#### [Requirement]
Recast all of the data below as a Markdown table with the columns "Row" and "Content", numbering each line and skipping blank lines. Leave the pictures out of the table.

#### [Records shown]
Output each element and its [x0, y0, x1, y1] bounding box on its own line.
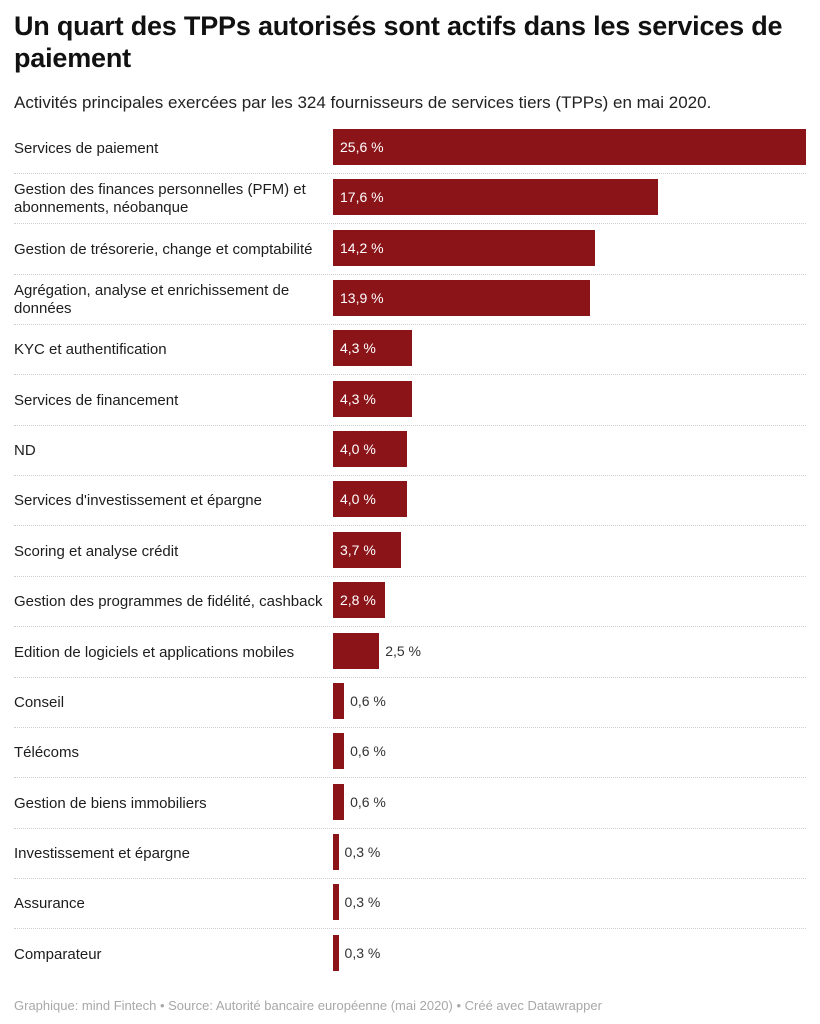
value-label: 2,8 % — [340, 592, 376, 609]
row-separator — [14, 173, 806, 174]
bar — [333, 632, 380, 669]
row-separator — [14, 324, 806, 326]
bar-chart: Services de paiement 25,6 % Gestion des fi… — [0, 124, 820, 980]
value-label: 4,0 % — [340, 441, 376, 458]
category-label: Gestion des programmes de fidélité, cash… — [14, 593, 323, 611]
row-separator — [14, 273, 806, 275]
value-label: 4,3 % — [340, 340, 376, 357]
category-label: Conseil — [14, 693, 65, 711]
chart-footer: Graphique: mind Fintech • Source: Autori… — [14, 998, 602, 1013]
category-label: Agrégation, analyse et enrichissement de… — [14, 282, 290, 318]
chart-row: Agrégation, analyse et enrichissement de… — [14, 275, 806, 326]
chart-row: Services de financement 4,3 % — [14, 376, 806, 426]
bar — [333, 431, 407, 468]
category-label: Gestion de trésorerie, change et comptab… — [14, 240, 313, 258]
value-label: 0,3 % — [344, 944, 381, 961]
value-label: 0,3 % — [344, 894, 381, 911]
value-label: 3,7 % — [340, 541, 376, 558]
row-separator — [14, 726, 806, 728]
bar — [333, 179, 659, 216]
value-label: 0,3 % — [344, 843, 381, 860]
chart-row: KYC et authentification 4,3 % — [14, 325, 806, 376]
row-separator — [14, 877, 806, 879]
row-separator — [14, 475, 806, 477]
category-label: Assurance — [14, 895, 85, 913]
category-label: Services de paiement — [14, 140, 159, 157]
bar — [333, 733, 345, 770]
bar — [333, 330, 413, 367]
bar — [333, 531, 402, 568]
chart-row: ND 4,0 % — [14, 426, 806, 477]
row-separator — [14, 223, 806, 225]
chart-row: Scoring et analyse crédit 3,7 % — [14, 527, 806, 577]
chart-title: Un quart des TPPs autorisés sont actifs … — [14, 11, 783, 73]
chart-row: Assurance 0,3 % — [14, 879, 806, 930]
bar — [333, 884, 339, 921]
category-label: Télécoms — [14, 744, 80, 762]
value-label: 25,6 % — [340, 139, 384, 155]
row-separator — [14, 676, 806, 678]
row-separator — [14, 626, 806, 628]
row-separator — [14, 525, 806, 527]
category-label: Investissement et épargne — [14, 844, 190, 862]
chart-row: Gestion de trésorerie, change et comptab… — [14, 225, 806, 275]
value-label: 4,3 % — [340, 390, 376, 407]
category-label: Edition de logiciels et applications mob… — [14, 643, 295, 661]
chart-row: Gestion des finances personnelles (PFM) … — [14, 174, 806, 225]
value-label: 0,6 % — [350, 743, 386, 760]
value-label: 0,6 % — [350, 692, 386, 709]
bar — [333, 229, 596, 266]
bar — [333, 833, 339, 870]
chart-row: Comparateur 0,3 % — [14, 930, 806, 980]
value-label: 17,6 % — [340, 189, 384, 206]
chart-row: Services de paiement 25,6 % — [14, 124, 806, 174]
value-label: 4,0 % — [340, 491, 376, 508]
chart-row: Gestion de biens immobiliers 0,6 % — [14, 779, 806, 829]
row-separator — [14, 575, 806, 577]
chart-row: Services d'investissement et épargne 4,0 … — [14, 476, 806, 527]
value-label: 0,6 % — [350, 793, 386, 810]
value-label: 2,5 % — [385, 642, 421, 659]
row-separator — [14, 777, 806, 779]
chart-row: Télécoms 0,6 % — [14, 728, 806, 779]
category-label: Services d'investissement et épargne — [14, 492, 262, 510]
category-label: ND — [14, 442, 36, 460]
row-separator — [14, 424, 806, 426]
category-label: Comparateur — [14, 945, 102, 963]
chart-row: Gestion des programmes de fidélité, cash… — [14, 577, 806, 628]
row-separator — [14, 827, 806, 829]
row-separator — [14, 928, 806, 930]
chart-subtitle: Activités principales exercées par les 3… — [14, 93, 712, 112]
chart-row: Conseil 0,6 % — [14, 678, 806, 728]
value-label: 14,2 % — [340, 239, 384, 256]
bar — [333, 380, 413, 417]
bar — [333, 481, 407, 518]
category-label: Gestion de biens immobiliers — [14, 794, 207, 812]
chart-row: Investissement et épargne 0,3 % — [14, 829, 806, 879]
chart-row: Edition de logiciels et applications mob… — [14, 628, 806, 678]
bar — [333, 682, 345, 719]
row-separator — [14, 374, 806, 376]
value-label: 13,9 % — [340, 290, 384, 307]
bar — [333, 582, 385, 619]
bar — [333, 783, 345, 820]
bar — [333, 280, 590, 317]
category-label: Gestion des finances personnelles (PFM) … — [14, 181, 306, 217]
category-label: KYC et authentification — [14, 341, 167, 359]
bar — [333, 934, 339, 971]
category-label: Scoring et analyse crédit — [14, 542, 179, 560]
category-label: Services de financement — [14, 391, 179, 409]
bar — [333, 129, 806, 165]
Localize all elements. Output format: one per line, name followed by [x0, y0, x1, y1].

#### [Full response]
| Row | Content |
|---|---|
| 1 | Output each element and its [x0, y0, x1, y1] bounding box on its own line. |
| 2 | value-label: 2,8 % — [340, 592, 376, 609] |
| 3 | row-separator — [14, 173, 806, 174] |
| 4 | bar — [333, 632, 380, 669] |
| 5 | row-separator — [14, 324, 806, 326] |
| 6 | bar-chart: Services de paiement 25,6 % Gestion des fi… — [0, 124, 820, 980] |
| 7 | value-label: 4,0 % — [340, 441, 376, 458] |
| 8 | category-label: Gestion des programmes de fidélité, cash… — [14, 593, 323, 611] |
| 9 | row-separator — [14, 273, 806, 275] |
| 10 | value-label: 4,3 % — [340, 340, 376, 357] |
| 11 | category-label: Conseil — [14, 693, 65, 711] |
| 12 | chart-footer: Graphique: mind Fintech • Source: Autori… — [14, 998, 602, 1013] |
| 13 | category-label: Agrégation, analyse et enrichissement de… — [14, 282, 290, 318] |
| 14 | chart-row: Agrégation, analyse et enrichissement de… — [14, 275, 806, 326] |
| 15 | chart-row: Services de financement 4,3 % — [14, 376, 806, 426] |
| 16 | bar — [333, 431, 407, 468] |
| 17 | category-label: Gestion de trésorerie, change et comptab… — [14, 240, 313, 258] |
| 18 | value-label: 0,3 % — [344, 944, 381, 961] |
| 19 | value-label: 0,3 % — [344, 894, 381, 911] |
| 20 | value-label: 3,7 % — [340, 541, 376, 558] |
| 21 | row-separator — [14, 726, 806, 728] |
| 22 | bar — [333, 179, 659, 216] |
| 23 | value-label: 0,3 % — [344, 843, 381, 860] |
| 24 | chart-row: KYC et authentification 4,3 % — [14, 325, 806, 376] |
| 25 | row-separator — [14, 877, 806, 879] |
| 26 | row-separator — [14, 475, 806, 477] |
| 27 | category-label: Assurance — [14, 895, 85, 913] |
| 28 | category-label: Services de paiement — [14, 140, 159, 157] |
| 29 | bar — [333, 733, 345, 770] |
| 30 | bar — [333, 330, 413, 367] |
| 31 | bar — [333, 531, 402, 568] |
| 32 | chart-row: ND 4,0 % — [14, 426, 806, 477] |
| 33 | row-separator — [14, 223, 806, 225] |
| 34 | chart-row: Scoring et analyse crédit 3,7 % — [14, 527, 806, 577] |
| 35 | chart-title: Un quart des TPPs autorisés sont actifs … — [14, 11, 783, 73] |
| 36 | chart-row: Assurance 0,3 % — [14, 879, 806, 930] |
| 37 | bar — [333, 884, 339, 921] |
| 38 | category-label: Télécoms — [14, 744, 80, 762] |
| 39 | value-label: 25,6 % — [340, 139, 384, 155] |
| 40 | row-separator — [14, 676, 806, 678] |
| 41 | row-separator — [14, 626, 806, 628] |
| 42 | row-separator — [14, 525, 806, 527] |
| 43 | category-label: Investissement et épargne — [14, 844, 190, 862] |
| 44 | chart-row: Gestion de trésorerie, change et comptab… — [14, 225, 806, 275] |
| 45 | value-label: 4,3 % — [340, 390, 376, 407] |
| 46 | category-label: Edition de logiciels et applications mob… — [14, 643, 295, 661] |
| 47 | chart-row: Gestion des finances personnelles (PFM) … — [14, 174, 806, 225] |
| 48 | value-label: 0,6 % — [350, 743, 386, 760] |
| 49 | value-label: 0,6 % — [350, 692, 386, 709] |
| 50 | bar — [333, 229, 596, 266] |
| 51 | bar — [333, 833, 339, 870] |
| 52 | chart-row: Comparateur 0,3 % — [14, 930, 806, 980] |
| 53 | value-label: 17,6 % — [340, 189, 384, 206] |
| 54 | chart-row: Services de paiement 25,6 % — [14, 124, 806, 174] |
| 55 | value-label: 4,0 % — [340, 491, 376, 508] |
| 56 | chart-row: Gestion de biens immobiliers 0,6 % — [14, 779, 806, 829] |
| 57 | row-separator — [14, 575, 806, 577] |
| 58 | chart-row: Services d'investissement et épargne 4,0 … — [14, 476, 806, 527] |
| 59 | value-label: 0,6 % — [350, 793, 386, 810] |
| 60 | value-label: 2,5 % — [385, 642, 421, 659] |
| 61 | row-separator — [14, 777, 806, 779] |
| 62 | chart-row: Télécoms 0,6 % — [14, 728, 806, 779] |
| 63 | category-label: Services d'investissement et épargne — [14, 492, 262, 510] |
| 64 | category-label: ND — [14, 442, 36, 460] |
| 65 | row-separator — [14, 424, 806, 426] |
| 66 | category-label: Comparateur — [14, 945, 102, 963] |
| 67 | chart-row: Gestion des programmes de fidélité, cash… — [14, 577, 806, 628] |
| 68 | row-separator — [14, 827, 806, 829] |
| 69 | row-separator — [14, 928, 806, 930] |
| 70 | chart-subtitle: Activités principales exercées par les 3… — [14, 93, 712, 112] |
| 71 | chart-row: Conseil 0,6 % — [14, 678, 806, 728] |
| 72 | value-label: 14,2 % — [340, 239, 384, 256] |
| 73 | bar — [333, 380, 413, 417] |
| 74 | bar — [333, 481, 407, 518] |
| 75 | category-label: Gestion de biens immobiliers — [14, 794, 207, 812] |
| 76 | chart-row: Investissement et épargne 0,3 % — [14, 829, 806, 879] |
| 77 | chart-row: Edition de logiciels et applications mob… — [14, 628, 806, 678] |
| 78 | bar — [333, 682, 345, 719] |
| 79 | row-separator — [14, 374, 806, 376] |
| 80 | value-label: 13,9 % — [340, 290, 384, 307] |
| 81 | bar — [333, 582, 385, 619] |
| 82 | bar — [333, 783, 345, 820] |
| 83 | bar — [333, 280, 590, 317] |
| 84 | category-label: Gestion des finances personnelles (PFM) … — [14, 181, 306, 217] |
| 85 | category-label: KYC et authentification — [14, 341, 167, 359] |
| 86 | bar — [333, 934, 339, 971] |
| 87 | category-label: Scoring et analyse crédit — [14, 542, 179, 560] |
| 88 | category-label: Services de financement — [14, 391, 179, 409] |
| 89 | bar — [333, 129, 806, 165] |
| 90 | Localize all elements. Output format: one per line, name followed by [x0, y0, x1, y1]. |